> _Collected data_
******

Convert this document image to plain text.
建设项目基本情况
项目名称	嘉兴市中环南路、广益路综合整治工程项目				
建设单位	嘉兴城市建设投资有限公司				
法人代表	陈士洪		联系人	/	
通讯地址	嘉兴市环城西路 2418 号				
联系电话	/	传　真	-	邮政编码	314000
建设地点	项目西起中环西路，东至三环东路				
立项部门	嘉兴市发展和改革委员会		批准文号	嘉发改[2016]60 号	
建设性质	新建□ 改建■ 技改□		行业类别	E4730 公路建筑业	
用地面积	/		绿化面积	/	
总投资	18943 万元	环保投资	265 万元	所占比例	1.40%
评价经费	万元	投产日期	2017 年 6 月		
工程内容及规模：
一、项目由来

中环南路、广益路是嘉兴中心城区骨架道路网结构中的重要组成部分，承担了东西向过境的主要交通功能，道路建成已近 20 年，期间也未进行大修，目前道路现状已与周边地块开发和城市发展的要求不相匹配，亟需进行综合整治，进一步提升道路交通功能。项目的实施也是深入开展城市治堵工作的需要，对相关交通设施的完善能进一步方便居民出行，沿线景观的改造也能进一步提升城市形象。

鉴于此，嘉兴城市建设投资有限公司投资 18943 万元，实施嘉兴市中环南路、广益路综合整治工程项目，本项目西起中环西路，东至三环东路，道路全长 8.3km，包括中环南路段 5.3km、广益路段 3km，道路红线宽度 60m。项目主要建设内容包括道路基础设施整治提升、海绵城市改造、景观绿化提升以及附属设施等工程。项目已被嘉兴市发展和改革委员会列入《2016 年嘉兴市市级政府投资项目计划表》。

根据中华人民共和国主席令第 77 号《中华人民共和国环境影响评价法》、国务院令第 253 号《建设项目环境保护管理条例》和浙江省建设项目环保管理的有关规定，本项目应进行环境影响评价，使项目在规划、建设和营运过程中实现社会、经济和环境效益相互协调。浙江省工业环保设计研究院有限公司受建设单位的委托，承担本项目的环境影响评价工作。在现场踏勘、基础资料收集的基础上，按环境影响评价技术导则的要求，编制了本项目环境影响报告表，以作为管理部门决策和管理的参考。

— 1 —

******

> _REQUIRED TASK_
Restate every line of the data word for word.

> _ANSWER TO THIS EXERCISE_
Convert this document image to plain text.
建设项目基本情况
项目名称	嘉兴市中环南路、广益路综合整治工程项目				
建设单位	嘉兴城市建设投资有限公司				
法人代表	陈士洪		联系人	/	
通讯地址	嘉兴市环城西路 2418 号				
联系电话	/	传　真	-	邮政编码	314000
建设地点	项目西起中环西路，东至三环东路				
立项部门	嘉兴市发展和改革委员会		批准文号	嘉发改[2016]60 号	
建设性质	新建□ 改建■ 技改□		行业类别	E4730 公路建筑业	
用地面积	/		绿化面积	/	
总投资	18943 万元	环保投资	265 万元	所占比例	1.40%
评价经费	万元	投产日期	2017 年 6 月		
工程内容及规模：
一、项目由来

中环南路、广益路是嘉兴中心城区骨架道路网结构中的重要组成部分，承担了东西向过境的主要交通功能，道路建成已近 20 年，期间也未进行大修，目前道路现状已与周边地块开发和城市发展的要求不相匹配，亟需进行综合整治，进一步提升道路交通功能。项目的实施也是深入开展城市治堵工作的需要，对相关交通设施的完善能进一步方便居民出行，沿线景观的改造也能进一步提升城市形象。

鉴于此，嘉兴城市建设投资有限公司投资 18943 万元，实施嘉兴市中环南路、广益路综合整治工程项目，本项目西起中环西路，东至三环东路，道路全长 8.3km，包括中环南路段 5.3km、广益路段 3km，道路红线宽度 60m。项目主要建设内容包括道路基础设施整治提升、海绵城市改造、景观绿化提升以及附属设施等工程。项目已被嘉兴市发展和改革委员会列入《2016 年嘉兴市市级政府投资项目计划表》。

根据中华人民共和国主席令第 77 号《中华人民共和国环境影响评价法》、国务院令第 253 号《建设项目环境保护管理条例》和浙江省建设项目环保管理的有关规定，本项目应进行环境影响评价，使项目在规划、建设和营运过程中实现社会、经济和环境效益相互协调。浙江省工业环保设计研究院有限公司受建设单位的委托，承担本项目的环境影响评价工作。在现场踏勘、基础资料收集的基础上，按环境影响评价技术导则的要求，编制了本项目环境影响报告表，以作为管理部门决策和管理的参考。

— 1 —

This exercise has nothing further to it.